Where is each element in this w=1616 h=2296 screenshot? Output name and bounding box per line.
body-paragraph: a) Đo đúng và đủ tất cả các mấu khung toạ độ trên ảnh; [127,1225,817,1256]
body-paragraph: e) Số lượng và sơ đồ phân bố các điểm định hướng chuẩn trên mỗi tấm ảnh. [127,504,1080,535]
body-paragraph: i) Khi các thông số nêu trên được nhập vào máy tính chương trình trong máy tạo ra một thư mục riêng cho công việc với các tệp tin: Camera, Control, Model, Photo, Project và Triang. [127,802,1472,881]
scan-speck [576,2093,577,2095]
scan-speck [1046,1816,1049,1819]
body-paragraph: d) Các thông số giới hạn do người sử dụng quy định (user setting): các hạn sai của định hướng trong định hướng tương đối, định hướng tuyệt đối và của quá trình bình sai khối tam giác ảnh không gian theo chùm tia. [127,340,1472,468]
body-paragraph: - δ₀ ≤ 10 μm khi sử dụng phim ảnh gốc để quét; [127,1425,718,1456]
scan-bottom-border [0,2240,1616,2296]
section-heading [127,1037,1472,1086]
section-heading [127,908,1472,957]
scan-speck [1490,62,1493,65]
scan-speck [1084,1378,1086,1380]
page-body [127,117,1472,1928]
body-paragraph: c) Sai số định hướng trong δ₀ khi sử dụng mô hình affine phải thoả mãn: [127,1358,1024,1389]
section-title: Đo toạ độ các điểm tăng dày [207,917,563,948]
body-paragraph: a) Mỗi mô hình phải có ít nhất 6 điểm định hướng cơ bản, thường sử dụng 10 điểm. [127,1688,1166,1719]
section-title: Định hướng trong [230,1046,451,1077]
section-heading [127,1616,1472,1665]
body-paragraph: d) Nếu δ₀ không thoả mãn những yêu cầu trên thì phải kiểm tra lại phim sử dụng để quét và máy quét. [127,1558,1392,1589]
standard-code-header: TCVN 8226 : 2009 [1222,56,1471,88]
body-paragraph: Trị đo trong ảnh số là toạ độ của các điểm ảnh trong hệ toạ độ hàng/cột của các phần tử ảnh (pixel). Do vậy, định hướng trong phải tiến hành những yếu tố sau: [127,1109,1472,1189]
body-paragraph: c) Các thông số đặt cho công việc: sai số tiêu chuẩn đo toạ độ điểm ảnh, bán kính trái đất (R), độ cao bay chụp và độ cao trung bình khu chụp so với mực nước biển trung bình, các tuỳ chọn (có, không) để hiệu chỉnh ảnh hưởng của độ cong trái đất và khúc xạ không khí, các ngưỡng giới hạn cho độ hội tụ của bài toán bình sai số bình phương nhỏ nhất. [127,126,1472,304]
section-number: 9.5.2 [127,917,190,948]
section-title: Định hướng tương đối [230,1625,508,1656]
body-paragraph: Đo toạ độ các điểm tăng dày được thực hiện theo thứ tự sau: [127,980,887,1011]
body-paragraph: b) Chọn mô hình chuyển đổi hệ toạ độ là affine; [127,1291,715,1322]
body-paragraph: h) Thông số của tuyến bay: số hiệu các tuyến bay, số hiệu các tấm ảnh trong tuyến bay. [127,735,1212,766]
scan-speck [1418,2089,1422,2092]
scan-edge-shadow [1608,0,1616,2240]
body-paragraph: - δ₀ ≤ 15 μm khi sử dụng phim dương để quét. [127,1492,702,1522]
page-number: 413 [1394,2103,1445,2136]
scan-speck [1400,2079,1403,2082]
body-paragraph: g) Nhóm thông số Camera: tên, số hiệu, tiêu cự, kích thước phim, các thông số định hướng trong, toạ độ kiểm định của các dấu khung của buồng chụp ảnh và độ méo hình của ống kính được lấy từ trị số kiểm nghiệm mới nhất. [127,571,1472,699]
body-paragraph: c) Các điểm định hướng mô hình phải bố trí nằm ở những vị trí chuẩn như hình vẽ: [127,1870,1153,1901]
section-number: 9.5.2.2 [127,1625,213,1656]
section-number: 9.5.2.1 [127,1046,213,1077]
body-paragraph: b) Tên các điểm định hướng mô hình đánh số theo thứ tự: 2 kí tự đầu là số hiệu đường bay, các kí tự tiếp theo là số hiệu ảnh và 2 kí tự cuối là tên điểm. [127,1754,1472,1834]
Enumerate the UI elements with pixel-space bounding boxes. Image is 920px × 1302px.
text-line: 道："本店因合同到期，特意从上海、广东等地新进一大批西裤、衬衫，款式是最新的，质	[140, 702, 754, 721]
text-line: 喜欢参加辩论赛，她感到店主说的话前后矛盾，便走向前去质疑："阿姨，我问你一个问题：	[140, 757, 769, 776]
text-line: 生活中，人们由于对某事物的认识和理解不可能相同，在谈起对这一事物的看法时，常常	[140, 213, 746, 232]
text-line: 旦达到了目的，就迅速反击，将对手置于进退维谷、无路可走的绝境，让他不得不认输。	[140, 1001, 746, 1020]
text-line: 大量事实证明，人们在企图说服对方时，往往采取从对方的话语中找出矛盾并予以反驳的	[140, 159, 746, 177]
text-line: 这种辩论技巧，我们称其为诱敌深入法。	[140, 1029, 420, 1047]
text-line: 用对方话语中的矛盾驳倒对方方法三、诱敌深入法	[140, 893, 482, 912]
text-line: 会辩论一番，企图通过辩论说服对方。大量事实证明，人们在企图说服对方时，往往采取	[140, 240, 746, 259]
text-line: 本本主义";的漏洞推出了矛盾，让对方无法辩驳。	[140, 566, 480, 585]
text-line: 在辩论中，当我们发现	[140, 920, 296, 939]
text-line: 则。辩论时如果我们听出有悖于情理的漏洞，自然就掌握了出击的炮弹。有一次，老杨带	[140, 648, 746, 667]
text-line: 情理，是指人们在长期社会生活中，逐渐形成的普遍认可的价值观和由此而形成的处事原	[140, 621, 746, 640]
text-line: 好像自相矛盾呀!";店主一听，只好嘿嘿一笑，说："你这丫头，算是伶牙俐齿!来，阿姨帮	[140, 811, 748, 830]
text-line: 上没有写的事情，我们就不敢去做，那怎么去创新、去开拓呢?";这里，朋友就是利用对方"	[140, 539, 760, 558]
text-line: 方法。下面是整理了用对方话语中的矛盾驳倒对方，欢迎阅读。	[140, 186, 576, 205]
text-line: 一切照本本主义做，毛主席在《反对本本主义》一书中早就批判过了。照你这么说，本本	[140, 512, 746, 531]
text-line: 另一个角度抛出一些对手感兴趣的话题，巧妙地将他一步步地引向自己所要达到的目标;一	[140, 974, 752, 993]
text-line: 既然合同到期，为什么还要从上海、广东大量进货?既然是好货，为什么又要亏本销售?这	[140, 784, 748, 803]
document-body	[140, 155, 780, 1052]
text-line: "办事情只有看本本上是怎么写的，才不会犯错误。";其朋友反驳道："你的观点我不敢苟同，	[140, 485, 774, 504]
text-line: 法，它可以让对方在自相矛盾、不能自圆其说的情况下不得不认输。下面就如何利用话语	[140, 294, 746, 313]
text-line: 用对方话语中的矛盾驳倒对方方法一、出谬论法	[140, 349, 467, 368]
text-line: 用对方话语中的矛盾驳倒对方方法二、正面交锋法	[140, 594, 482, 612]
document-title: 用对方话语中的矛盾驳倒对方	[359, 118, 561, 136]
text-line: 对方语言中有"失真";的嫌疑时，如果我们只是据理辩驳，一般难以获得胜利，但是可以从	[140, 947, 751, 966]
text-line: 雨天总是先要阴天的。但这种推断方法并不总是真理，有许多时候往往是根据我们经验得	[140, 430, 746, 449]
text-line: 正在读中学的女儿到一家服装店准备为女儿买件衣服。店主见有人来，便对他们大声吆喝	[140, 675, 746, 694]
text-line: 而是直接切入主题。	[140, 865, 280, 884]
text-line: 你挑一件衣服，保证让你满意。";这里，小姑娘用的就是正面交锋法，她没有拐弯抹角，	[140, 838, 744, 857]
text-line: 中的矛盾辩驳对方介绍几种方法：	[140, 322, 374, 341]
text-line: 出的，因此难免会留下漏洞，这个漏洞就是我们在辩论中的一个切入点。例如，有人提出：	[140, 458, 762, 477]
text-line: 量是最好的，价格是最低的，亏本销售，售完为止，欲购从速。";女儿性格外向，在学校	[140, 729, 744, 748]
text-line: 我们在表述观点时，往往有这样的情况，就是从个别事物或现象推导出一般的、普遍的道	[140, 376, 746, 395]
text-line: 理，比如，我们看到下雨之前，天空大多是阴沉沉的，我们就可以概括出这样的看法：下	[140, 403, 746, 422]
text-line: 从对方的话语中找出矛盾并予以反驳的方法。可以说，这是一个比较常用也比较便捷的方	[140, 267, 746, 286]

-=-=-=-=-

Stated task: Please lay out everything from the start of the rows down to the line containing "body-paragraph: a) Đo", both ends included, as a Markdown table with the columns Number and Line, leaving out any blank lines.

Response:
| Number | Line |
|---|---|
| 1 | Where is each element in this w=1616 h=2296 screenshot? Output name and bounding box per line. |
| 2 | body-paragraph: a) Đo đúng và đủ tất cả các mấu khung toạ độ trên ảnh; [127,1225,817,1256] |